Merajut Kekompakan Sebagai Relawan Anak di Volunteer Camp Sobat LemINA 2017

Dear Sobat LemINA (dibuat oleh Warung Sosial)
 LemINA adalah rumah bagi kita semua, jika ada yang datang silakan ketuk pintu. Begitupun kalau ada yang mau pergi meninggalkan, pamit baik-baik – Kak Yusti (Manajemen LemINA)

Ekspresi haru Kak Yusti
Sepenggal kalimat yang sukses membuat haru itu disampaikan Kak Yusti selepas membaca selembar kertas tebal yang berisi ungkapan terima kasih Warung Sosial. Semua relawan memegang kartu ucapannya masing-masing dalam takjub dan haru yang membahagiakan. Eits, diam-diam ada yang menangis. Pelan-pelan mengusap kedua ujung matanya dengan jari tangannya. Kembali terisak pelan tanpa air mata.

“Inimi malam Minggu paling romantisku!” celetuk seorang teman sambil menggenggam bunga mawar.

“Astaga iya dih, malming pale' ini!”

Surprised!

Love!
Sabtu malam yang gerimis, di pinggir kolam renang setangkai mawar buatan tangan dan sebuah round pouch  tergeletak manis di meja panjang dengan nasi kotak Styrofoam untuk makan malam. Saya berterima kasih pada Bunda, Kak Indi, dan Eka untuk rencana makan malam romantisnya yang melarang siapapun membantu mereka merapikan dan menyiapkan makan malam. Juga untuk Rara yang tanpa tahu untuk tujuan apa telah ikut membuat banyak bunga untuk kami. Kejutannya sukses! Saya speechless!

* _*

Mengenal Diri

Sejak pagi kami sudah memenuhi sebuah teras yang cocok untuk menerima materi tentang kerelawanan khususnya sebagai relawan anak. Jadi dari tanggal 18 -19 Nopember lalu, saya mengisi akhir pekan di Wisata Kebun Gowa dalam rangka kegiatan Volunteer camp untuk peningkatan kapasitas relawan anak Sobat LemINA. Sembari menunggu teman-teman yang baru tiba di lokasi, kami menikmati nasi kuning yang didermakan Ainun. Apapun yang gratis selalu nikmat~ Makasih Ainun. Berkat nasi kuning, akhirnya banyak yang menilai Ainun sebagai orang yang suka memberi, suka mentraktir, dermawan, dan sinonim lainnya pada sesi “Who is she/he?”

PETUNJUK —
(1) Salin kembali bagian cuplikan halaman mulai dari "Ekspresi haru Kak" sampai dengan "tanpa air mata.".
(2) Tolong jelaskan dalam satu sampai tiga kalimat, menurut cuplikan halaman, mengapa banyak orang menilai Ainun sebagai orang yang dermawan pada sesi “Who is she/he?”.
(3) Sebutkan semua nama orang yang mendapat ucapan terima kasih langsung dari penulis dalam cuplikan halaman.
Kerjakan hanya berdasarkan cuplikan halaman di atas.

ISI DATASET —
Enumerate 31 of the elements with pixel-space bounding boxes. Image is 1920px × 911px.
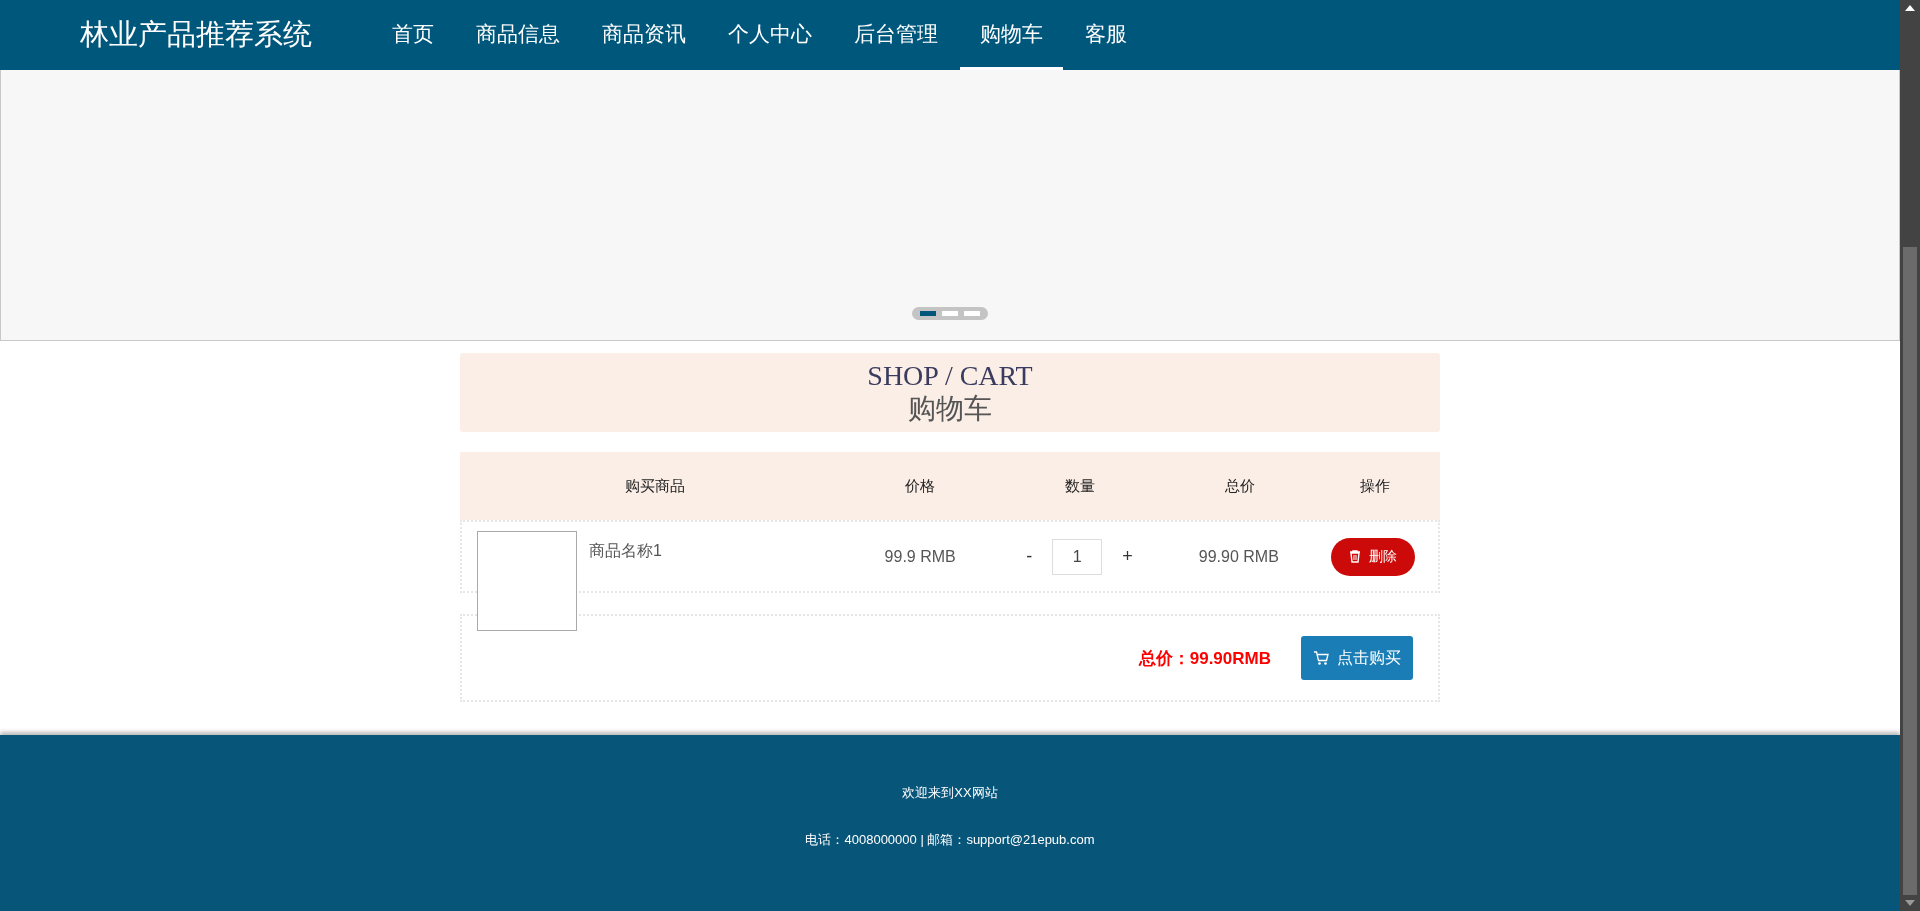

JAWABAN LATIHAN —
(1)
Ekspresi haru Kak Yusti
Sepenggal kalimat yang sukses membuat haru itu disampaikan Kak Yusti selepas membaca selembar kertas tebal yang berisi ungkapan terima kasih Warung Sosial. Semua relawan memegang kartu ucapannya masing-masing dalam takjub dan haru yang membahagiakan. Eits, diam-diam ada yang menangis. Pelan-pelan mengusap kedua ujung matanya dengan jari tangannya. Kembali terisak pelan tanpa air mata.

(2) Banyak yang menilai Ainun suka memberi, suka mentraktir, dan dermawan berkat nasi kuning yang didermakannya. Para relawan menikmati nasi kuning itu pada pagi hari sambil menunggu teman-teman yang baru tiba di lokasi.

(3) Bunda, Kak Indi, Eka, Rara, Ainun